#### Exercise description
Word for word, restate every line of the material.

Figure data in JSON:
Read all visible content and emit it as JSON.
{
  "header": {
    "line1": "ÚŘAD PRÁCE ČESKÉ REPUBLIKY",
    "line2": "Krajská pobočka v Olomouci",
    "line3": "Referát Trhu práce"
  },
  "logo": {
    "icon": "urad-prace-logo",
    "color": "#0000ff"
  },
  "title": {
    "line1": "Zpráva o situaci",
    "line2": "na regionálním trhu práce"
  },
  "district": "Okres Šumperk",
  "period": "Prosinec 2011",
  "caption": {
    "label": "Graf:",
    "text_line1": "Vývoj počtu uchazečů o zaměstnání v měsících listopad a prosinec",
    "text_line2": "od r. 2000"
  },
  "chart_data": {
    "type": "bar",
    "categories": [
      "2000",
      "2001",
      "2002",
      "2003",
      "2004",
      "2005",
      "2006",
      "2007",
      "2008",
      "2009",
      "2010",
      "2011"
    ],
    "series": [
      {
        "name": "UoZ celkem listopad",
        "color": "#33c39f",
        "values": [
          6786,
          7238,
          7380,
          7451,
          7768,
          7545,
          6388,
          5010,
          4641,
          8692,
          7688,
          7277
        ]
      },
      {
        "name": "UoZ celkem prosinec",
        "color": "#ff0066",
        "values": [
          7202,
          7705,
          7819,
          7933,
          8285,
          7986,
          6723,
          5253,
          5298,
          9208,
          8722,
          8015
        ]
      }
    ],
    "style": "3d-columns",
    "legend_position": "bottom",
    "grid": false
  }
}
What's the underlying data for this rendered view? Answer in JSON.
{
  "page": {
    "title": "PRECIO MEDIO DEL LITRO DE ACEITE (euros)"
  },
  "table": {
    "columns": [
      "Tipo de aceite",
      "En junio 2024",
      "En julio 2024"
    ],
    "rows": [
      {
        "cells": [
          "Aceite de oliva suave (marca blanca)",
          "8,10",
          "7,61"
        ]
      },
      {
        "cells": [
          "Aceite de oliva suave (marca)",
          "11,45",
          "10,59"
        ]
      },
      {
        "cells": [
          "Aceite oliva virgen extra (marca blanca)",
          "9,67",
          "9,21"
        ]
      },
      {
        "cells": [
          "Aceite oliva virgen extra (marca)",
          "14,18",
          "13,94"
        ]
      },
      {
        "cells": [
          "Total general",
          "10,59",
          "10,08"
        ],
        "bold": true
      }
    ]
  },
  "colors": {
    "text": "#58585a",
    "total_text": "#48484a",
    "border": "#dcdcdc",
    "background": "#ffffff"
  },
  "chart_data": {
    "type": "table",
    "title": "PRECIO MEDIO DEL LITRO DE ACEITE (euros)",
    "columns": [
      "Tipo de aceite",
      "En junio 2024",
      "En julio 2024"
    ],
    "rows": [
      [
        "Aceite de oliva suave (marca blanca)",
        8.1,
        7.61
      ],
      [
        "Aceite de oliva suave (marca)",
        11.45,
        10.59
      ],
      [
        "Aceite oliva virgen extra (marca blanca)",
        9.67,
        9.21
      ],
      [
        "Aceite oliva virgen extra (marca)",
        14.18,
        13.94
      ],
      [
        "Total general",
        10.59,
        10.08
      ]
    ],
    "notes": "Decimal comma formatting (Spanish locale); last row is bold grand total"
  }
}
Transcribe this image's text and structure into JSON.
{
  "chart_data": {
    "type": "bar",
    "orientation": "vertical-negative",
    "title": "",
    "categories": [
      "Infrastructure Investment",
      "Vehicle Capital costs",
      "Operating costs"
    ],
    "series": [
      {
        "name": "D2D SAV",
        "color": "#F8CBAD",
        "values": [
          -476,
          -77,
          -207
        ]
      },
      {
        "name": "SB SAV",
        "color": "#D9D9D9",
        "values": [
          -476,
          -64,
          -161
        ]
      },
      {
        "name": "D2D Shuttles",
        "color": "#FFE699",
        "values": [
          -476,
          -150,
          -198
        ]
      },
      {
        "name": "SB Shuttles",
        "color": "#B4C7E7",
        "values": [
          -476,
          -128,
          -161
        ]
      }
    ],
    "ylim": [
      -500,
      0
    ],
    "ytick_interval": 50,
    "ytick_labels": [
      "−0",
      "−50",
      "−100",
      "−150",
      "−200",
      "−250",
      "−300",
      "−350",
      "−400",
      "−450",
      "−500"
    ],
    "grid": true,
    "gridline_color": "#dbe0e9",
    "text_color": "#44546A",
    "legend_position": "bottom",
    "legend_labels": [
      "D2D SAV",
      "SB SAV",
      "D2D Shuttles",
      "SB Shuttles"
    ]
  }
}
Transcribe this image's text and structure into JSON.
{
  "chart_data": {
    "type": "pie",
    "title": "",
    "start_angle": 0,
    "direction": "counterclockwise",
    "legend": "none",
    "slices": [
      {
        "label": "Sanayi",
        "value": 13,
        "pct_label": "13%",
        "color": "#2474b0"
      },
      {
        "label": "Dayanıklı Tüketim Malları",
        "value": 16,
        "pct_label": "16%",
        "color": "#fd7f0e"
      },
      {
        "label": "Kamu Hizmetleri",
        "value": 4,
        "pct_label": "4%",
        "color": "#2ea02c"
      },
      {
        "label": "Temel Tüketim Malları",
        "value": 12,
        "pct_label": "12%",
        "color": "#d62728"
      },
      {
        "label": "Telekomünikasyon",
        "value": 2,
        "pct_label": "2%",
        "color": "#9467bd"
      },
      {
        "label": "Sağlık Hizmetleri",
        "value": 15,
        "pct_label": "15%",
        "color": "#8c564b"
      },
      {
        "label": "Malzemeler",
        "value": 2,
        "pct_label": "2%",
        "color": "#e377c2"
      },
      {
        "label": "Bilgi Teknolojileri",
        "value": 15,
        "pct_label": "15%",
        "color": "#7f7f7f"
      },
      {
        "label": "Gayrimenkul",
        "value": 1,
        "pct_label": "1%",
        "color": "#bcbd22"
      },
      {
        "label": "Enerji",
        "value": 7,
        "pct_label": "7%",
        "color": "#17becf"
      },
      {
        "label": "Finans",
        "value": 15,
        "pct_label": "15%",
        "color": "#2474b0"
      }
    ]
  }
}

#### Expected output
Read all visible content and emit it as JSON.
{
  "header": {
    "line1": "ÚŘAD PRÁCE ČESKÉ REPUBLIKY",
    "line2": "Krajská pobočka v Olomouci",
    "line3": "Referát Trhu práce"
  },
  "logo": {
    "icon": "urad-prace-logo",
    "color": "#0000ff"
  },
  "title": {
    "line1": "Zpráva o situaci",
    "line2": "na regionálním trhu práce"
  },
  "district": "Okres Šumperk",
  "period": "Prosinec 2011",
  "caption": {
    "label": "Graf:",
    "text_line1": "Vývoj počtu uchazečů o zaměstnání v měsících listopad a prosinec",
    "text_line2": "od r. 2000"
  },
  "chart_data": {
    "type": "bar",
    "categories": [
      "2000",
      "2001",
      "2002",
      "2003",
      "2004",
      "2005",
      "2006",
      "2007",
      "2008",
      "2009",
      "2010",
      "2011"
    ],
    "series": [
      {
        "name": "UoZ celkem listopad",
        "color": "#33c39f",
        "values": [
          6786,
          7238,
          7380,
          7451,
          7768,
          7545,
          6388,
          5010,
          4641,
          8692,
          7688,
          7277
        ]
      },
      {
        "name": "UoZ celkem prosinec",
        "color": "#ff0066",
        "values": [
          7202,
          7705,
          7819,
          7933,
          8285,
          7986,
          6723,
          5253,
          5298,
          9208,
          8722,
          8015
        ]
      }
    ],
    "style": "3d-columns",
    "legend_position": "bottom",
    "grid": false
  }
}
What's the underlying data for this rendered view? Answer in JSON.
{
  "page": {
    "title": "PRECIO MEDIO DEL LITRO DE ACEITE (euros)"
  },
  "table": {
    "columns": [
      "Tipo de aceite",
      "En junio 2024",
      "En julio 2024"
    ],
    "rows": [
      {
        "cells": [
          "Aceite de oliva suave (marca blanca)",
          "8,10",
          "7,61"
        ]
      },
      {
        "cells": [
          "Aceite de oliva suave (marca)",
          "11,45",
          "10,59"
        ]
      },
      {
        "cells": [
          "Aceite oliva virgen extra (marca blanca)",
          "9,67",
          "9,21"
        ]
      },
      {
        "cells": [
          "Aceite oliva virgen extra (marca)",
          "14,18",
          "13,94"
        ]
      },
      {
        "cells": [
          "Total general",
          "10,59",
          "10,08"
        ],
        "bold": true
      }
    ]
  },
  "colors": {
    "text": "#58585a",
    "total_text": "#48484a",
    "border": "#dcdcdc",
    "background": "#ffffff"
  },
  "chart_data": {
    "type": "table",
    "title": "PRECIO MEDIO DEL LITRO DE ACEITE (euros)",
    "columns": [
      "Tipo de aceite",
      "En junio 2024",
      "En julio 2024"
    ],
    "rows": [
      [
        "Aceite de oliva suave (marca blanca)",
        8.1,
        7.61
      ],
      [
        "Aceite de oliva suave (marca)",
        11.45,
        10.59
      ],
      [
        "Aceite oliva virgen extra (marca blanca)",
        9.67,
        9.21
      ],
      [
        "Aceite oliva virgen extra (marca)",
        14.18,
        13.94
      ],
      [
        "Total general",
        10.59,
        10.08
      ]
    ],
    "notes": "Decimal comma formatting (Spanish locale); last row is bold grand total"
  }
}
Transcribe this image's text and structure into JSON.
{
  "chart_data": {
    "type": "bar",
    "orientation": "vertical-negative",
    "title": "",
    "categories": [
      "Infrastructure Investment",
      "Vehicle Capital costs",
      "Operating costs"
    ],
    "series": [
      {
        "name": "D2D SAV",
        "color": "#F8CBAD",
        "values": [
          -476,
          -77,
          -207
        ]
      },
      {
        "name": "SB SAV",
        "color": "#D9D9D9",
        "values": [
          -476,
          -64,
          -161
        ]
      },
      {
        "name": "D2D Shuttles",
        "color": "#FFE699",
        "values": [
          -476,
          -150,
          -198
        ]
      },
      {
        "name": "SB Shuttles",
        "color": "#B4C7E7",
        "values": [
          -476,
          -128,
          -161
        ]
      }
    ],
    "ylim": [
      -500,
      0
    ],
    "ytick_interval": 50,
    "ytick_labels": [
      "−0",
      "−50",
      "−100",
      "−150",
      "−200",
      "−250",
      "−300",
      "−350",
      "−400",
      "−450",
      "−500"
    ],
    "grid": true,
    "gridline_color": "#dbe0e9",
    "text_color": "#44546A",
    "legend_position": "bottom",
    "legend_labels": [
      "D2D SAV",
      "SB SAV",
      "D2D Shuttles",
      "SB Shuttles"
    ]
  }
}
Transcribe this image's text and structure into JSON.
{
  "chart_data": {
    "type": "pie",
    "title": "",
    "start_angle": 0,
    "direction": "counterclockwise",
    "legend": "none",
    "slices": [
      {
        "label": "Sanayi",
        "value": 13,
        "pct_label": "13%",
        "color": "#2474b0"
      },
      {
        "label": "Dayanıklı Tüketim Malları",
        "value": 16,
        "pct_label": "16%",
        "color": "#fd7f0e"
      },
      {
        "label": "Kamu Hizmetleri",
        "value": 4,
        "pct_label": "4%",
        "color": "#2ea02c"
      },
      {
        "label": "Temel Tüketim Malları",
        "value": 12,
        "pct_label": "12%",
        "color": "#d62728"
      },
      {
        "label": "Telekomünikasyon",
        "value": 2,
        "pct_label": "2%",
        "color": "#9467bd"
      },
      {
        "label": "Sağlık Hizmetleri",
        "value": 15,
        "pct_label": "15%",
        "color": "#8c564b"
      },
      {
        "label": "Malzemeler",
        "value": 2,
        "pct_label": "2%",
        "color": "#e377c2"
      },
      {
        "label": "Bilgi Teknolojileri",
        "value": 15,
        "pct_label": "15%",
        "color": "#7f7f7f"
      },
      {
        "label": "Gayrimenkul",
        "value": 1,
        "pct_label": "1%",
        "color": "#bcbd22"
      },
      {
        "label": "Enerji",
        "value": 7,
        "pct_label": "7%",
        "color": "#17becf"
      },
      {
        "label": "Finans",
        "value": 15,
        "pct_label": "15%",
        "color": "#2474b0"
      }
    ]
  }
}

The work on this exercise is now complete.